# Consigne
Reproduisez à l'identique toutes les lignes des enregistrements qui suivent, sans en omettre aucune.

# Enregistrements extraits
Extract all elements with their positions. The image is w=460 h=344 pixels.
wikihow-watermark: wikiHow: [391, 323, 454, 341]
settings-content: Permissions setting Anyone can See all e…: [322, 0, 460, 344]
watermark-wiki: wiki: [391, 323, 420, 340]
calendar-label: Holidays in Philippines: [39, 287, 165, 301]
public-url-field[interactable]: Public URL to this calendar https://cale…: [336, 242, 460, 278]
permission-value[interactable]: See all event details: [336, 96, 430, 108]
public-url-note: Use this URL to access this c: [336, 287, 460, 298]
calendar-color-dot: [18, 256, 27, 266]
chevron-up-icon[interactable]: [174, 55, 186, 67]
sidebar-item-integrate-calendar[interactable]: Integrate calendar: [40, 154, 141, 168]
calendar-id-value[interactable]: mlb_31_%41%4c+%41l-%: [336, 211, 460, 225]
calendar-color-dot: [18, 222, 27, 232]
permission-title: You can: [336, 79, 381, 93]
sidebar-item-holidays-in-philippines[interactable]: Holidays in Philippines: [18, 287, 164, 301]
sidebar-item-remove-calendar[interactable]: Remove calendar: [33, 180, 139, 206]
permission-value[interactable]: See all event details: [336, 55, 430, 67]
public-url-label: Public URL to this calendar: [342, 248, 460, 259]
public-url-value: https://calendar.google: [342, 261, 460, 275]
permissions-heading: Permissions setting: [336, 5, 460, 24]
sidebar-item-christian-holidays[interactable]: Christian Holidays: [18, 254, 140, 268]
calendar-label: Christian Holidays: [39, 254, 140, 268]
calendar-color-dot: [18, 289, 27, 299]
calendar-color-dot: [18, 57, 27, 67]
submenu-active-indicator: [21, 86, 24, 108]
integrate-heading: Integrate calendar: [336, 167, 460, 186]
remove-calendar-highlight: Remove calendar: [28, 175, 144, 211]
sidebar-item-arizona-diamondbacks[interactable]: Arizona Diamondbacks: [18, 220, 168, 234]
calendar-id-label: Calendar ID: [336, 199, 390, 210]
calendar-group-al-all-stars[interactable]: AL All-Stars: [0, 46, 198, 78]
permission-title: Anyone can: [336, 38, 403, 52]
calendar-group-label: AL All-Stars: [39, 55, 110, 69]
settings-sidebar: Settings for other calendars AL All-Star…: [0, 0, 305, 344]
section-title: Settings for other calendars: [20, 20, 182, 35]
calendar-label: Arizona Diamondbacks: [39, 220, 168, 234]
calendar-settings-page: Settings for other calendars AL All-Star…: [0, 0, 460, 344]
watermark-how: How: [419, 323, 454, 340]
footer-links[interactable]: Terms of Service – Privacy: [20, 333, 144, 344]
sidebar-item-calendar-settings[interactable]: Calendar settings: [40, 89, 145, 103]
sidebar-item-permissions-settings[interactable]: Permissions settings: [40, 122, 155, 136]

# Réponse à l'exercice
Extract all elements with their positions. The image is w=460 h=344 pixels.
wikihow-watermark: wikiHow: [391, 323, 454, 341]
settings-content: Permissions setting Anyone can See all e…: [322, 0, 460, 344]
watermark-wiki: wiki: [391, 323, 420, 340]
calendar-label: Holidays in Philippines: [39, 287, 165, 301]
public-url-field[interactable]: Public URL to this calendar https://cale…: [336, 242, 460, 278]
permission-value[interactable]: See all event details: [336, 96, 430, 108]
public-url-note: Use this URL to access this c: [336, 287, 460, 298]
calendar-color-dot: [18, 256, 27, 266]
chevron-up-icon[interactable]: [174, 55, 186, 67]
sidebar-item-integrate-calendar[interactable]: Integrate calendar: [40, 154, 141, 168]
calendar-id-value[interactable]: mlb_31_%41%4c+%41l-%: [336, 211, 460, 225]
calendar-color-dot: [18, 222, 27, 232]
permission-title: You can: [336, 79, 381, 93]
sidebar-item-holidays-in-philippines[interactable]: Holidays in Philippines: [18, 287, 164, 301]
sidebar-item-remove-calendar[interactable]: Remove calendar: [33, 180, 139, 206]
permission-value[interactable]: See all event details: [336, 55, 430, 67]
public-url-label: Public URL to this calendar: [342, 248, 460, 259]
public-url-value: https://calendar.google: [342, 261, 460, 275]
permissions-heading: Permissions setting: [336, 5, 460, 24]
sidebar-item-christian-holidays[interactable]: Christian Holidays: [18, 254, 140, 268]
calendar-label: Christian Holidays: [39, 254, 140, 268]
calendar-color-dot: [18, 289, 27, 299]
calendar-color-dot: [18, 57, 27, 67]
submenu-active-indicator: [21, 86, 24, 108]
integrate-heading: Integrate calendar: [336, 167, 460, 186]
remove-calendar-highlight: Remove calendar: [28, 175, 144, 211]
sidebar-item-arizona-diamondbacks[interactable]: Arizona Diamondbacks: [18, 220, 168, 234]
calendar-id-label: Calendar ID: [336, 199, 390, 210]
calendar-group-al-all-stars[interactable]: AL All-Stars: [0, 46, 198, 78]
permission-title: Anyone can: [336, 38, 403, 52]
calendar-group-label: AL All-Stars: [39, 55, 110, 69]
settings-sidebar: Settings for other calendars AL All-Star…: [0, 0, 305, 344]
section-title: Settings for other calendars: [20, 20, 182, 35]
calendar-label: Arizona Diamondbacks: [39, 220, 168, 234]
calendar-settings-page: Settings for other calendars AL All-Star…: [0, 0, 460, 344]
watermark-how: How: [419, 323, 454, 340]
footer-links[interactable]: Terms of Service – Privacy: [20, 333, 144, 344]
sidebar-item-calendar-settings[interactable]: Calendar settings: [40, 89, 145, 103]
sidebar-item-permissions-settings[interactable]: Permissions settings: [40, 122, 155, 136]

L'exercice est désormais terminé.